◆ Instruction ◆
Check each line of the entries below for the string "this"; copy every line where it appears.

Data records:

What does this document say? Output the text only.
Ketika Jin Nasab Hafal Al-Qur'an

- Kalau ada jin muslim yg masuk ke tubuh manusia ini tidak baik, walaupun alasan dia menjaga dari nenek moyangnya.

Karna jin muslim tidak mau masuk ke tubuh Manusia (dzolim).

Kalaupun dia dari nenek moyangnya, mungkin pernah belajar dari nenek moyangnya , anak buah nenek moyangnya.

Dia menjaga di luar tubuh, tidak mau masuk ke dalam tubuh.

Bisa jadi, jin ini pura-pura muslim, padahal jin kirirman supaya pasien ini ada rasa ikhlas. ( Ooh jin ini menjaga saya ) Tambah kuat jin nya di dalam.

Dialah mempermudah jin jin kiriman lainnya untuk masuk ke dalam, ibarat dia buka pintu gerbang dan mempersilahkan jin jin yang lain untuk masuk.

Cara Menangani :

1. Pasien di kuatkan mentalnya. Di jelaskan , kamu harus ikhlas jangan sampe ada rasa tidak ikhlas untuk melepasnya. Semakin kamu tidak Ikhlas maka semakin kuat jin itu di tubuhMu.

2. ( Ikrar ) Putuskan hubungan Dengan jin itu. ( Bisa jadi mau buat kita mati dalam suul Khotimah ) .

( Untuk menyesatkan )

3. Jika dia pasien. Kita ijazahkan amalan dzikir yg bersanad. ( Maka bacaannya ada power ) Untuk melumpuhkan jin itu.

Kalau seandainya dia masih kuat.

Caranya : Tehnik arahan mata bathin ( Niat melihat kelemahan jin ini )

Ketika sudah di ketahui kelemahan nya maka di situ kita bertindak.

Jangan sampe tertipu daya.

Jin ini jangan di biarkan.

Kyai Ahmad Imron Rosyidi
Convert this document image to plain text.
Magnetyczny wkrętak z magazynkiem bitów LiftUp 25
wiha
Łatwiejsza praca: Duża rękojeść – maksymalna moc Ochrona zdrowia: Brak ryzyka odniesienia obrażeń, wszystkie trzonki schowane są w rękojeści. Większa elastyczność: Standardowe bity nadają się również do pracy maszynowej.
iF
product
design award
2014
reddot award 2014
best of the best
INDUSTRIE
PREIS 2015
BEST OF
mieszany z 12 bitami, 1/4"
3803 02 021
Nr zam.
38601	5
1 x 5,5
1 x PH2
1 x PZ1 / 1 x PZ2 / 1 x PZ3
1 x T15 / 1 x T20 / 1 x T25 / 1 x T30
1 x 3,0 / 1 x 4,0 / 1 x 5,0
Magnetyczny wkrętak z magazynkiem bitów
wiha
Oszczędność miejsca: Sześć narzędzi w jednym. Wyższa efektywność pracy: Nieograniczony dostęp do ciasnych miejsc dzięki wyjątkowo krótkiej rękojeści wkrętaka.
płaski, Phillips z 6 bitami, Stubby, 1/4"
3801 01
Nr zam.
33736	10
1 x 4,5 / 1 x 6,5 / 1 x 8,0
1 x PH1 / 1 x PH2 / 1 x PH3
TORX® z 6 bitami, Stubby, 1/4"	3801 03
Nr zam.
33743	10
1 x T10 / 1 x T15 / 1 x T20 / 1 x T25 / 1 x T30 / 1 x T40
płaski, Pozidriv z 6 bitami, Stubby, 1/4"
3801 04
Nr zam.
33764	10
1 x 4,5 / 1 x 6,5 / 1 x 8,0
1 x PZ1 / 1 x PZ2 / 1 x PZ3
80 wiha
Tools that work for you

◆ Task output ◆
What does this document say? Output the text only.
Convert this document image to plain text.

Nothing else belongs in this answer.